Incorrect number of categories with categorical_lpmf for a mixture model

psyguy · May 10, 2024, 3:39pm

Hi there,

I am trying to specify a mixture time series model that involves a mixing discrete variables. I get the following error for all chains while fitting the model, which I cannot figure out how to deal with:

SAMPLING FOR MODEL 'NDARMA(1,1)' NOW (CHAIN 1).
Chain 1: Rejecting initial value:
Chain 1:   Error evaluating the log probability at the initial value.
Chain 1: Exception: categorical_lpmf: Number of categories is -2147483648, but must be in the interval [1, 7] (in 'string', line 16, column 2 to column 31)

So, this is what I’m doing:

Model (maybe skip)

Job –
Answer these questions from the forum thread about categorical_lpmf.
(a) Who posted the thread, and on what date?
(b) What model name appears in the sampling message?
(c) According to the error, what interval must the number of categories fall within?

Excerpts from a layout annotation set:
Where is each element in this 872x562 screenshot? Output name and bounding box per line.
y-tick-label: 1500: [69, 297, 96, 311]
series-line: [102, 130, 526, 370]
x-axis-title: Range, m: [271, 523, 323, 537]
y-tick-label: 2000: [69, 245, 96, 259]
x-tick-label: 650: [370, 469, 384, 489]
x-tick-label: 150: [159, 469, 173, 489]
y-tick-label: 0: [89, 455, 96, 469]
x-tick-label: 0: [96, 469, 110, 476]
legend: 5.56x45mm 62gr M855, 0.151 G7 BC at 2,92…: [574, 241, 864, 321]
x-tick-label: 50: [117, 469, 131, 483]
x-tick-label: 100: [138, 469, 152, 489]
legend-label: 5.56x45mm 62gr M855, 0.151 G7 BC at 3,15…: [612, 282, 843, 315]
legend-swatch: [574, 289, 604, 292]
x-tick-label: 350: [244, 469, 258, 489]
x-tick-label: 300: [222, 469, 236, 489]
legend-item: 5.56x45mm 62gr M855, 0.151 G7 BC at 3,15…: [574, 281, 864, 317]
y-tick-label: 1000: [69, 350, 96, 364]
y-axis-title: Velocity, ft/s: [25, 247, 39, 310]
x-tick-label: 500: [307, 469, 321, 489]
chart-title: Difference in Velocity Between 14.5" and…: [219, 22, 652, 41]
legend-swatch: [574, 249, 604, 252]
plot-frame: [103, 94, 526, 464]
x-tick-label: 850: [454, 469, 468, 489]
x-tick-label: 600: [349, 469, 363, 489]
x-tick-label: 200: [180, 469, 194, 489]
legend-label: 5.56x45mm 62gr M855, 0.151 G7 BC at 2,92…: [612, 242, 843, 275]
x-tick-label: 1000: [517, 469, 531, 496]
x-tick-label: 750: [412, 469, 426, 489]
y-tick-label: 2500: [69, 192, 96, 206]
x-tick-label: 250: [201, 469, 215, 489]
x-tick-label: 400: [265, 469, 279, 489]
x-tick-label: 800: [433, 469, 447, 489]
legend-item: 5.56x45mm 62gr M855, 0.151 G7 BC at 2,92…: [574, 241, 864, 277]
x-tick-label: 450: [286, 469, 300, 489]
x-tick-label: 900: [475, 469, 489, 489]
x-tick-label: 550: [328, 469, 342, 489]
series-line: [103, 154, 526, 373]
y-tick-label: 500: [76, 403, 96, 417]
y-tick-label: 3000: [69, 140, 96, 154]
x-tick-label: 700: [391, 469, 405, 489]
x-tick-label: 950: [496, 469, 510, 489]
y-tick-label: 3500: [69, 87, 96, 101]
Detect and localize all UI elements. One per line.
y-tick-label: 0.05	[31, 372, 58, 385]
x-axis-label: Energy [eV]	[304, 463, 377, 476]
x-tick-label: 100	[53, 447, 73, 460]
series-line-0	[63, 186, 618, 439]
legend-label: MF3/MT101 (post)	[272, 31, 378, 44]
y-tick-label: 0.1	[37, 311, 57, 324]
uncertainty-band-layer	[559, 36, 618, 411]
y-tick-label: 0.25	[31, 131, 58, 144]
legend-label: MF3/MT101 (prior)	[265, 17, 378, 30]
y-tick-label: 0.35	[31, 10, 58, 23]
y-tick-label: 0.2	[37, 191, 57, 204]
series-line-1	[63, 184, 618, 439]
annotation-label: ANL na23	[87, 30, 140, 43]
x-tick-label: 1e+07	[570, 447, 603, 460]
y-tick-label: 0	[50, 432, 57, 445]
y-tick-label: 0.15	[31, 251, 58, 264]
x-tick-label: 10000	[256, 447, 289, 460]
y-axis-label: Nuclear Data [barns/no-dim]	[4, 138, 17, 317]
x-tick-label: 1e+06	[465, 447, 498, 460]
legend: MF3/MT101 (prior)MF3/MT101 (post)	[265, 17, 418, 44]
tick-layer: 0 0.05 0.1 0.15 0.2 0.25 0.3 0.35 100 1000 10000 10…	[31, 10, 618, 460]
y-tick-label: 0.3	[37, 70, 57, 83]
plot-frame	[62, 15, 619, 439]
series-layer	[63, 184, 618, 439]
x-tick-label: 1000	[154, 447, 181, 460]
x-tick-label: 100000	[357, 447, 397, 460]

Correct response –
(a) psyguy, on May 10, 2024
(b) NDARMA(1,1)
(c) [1, 7]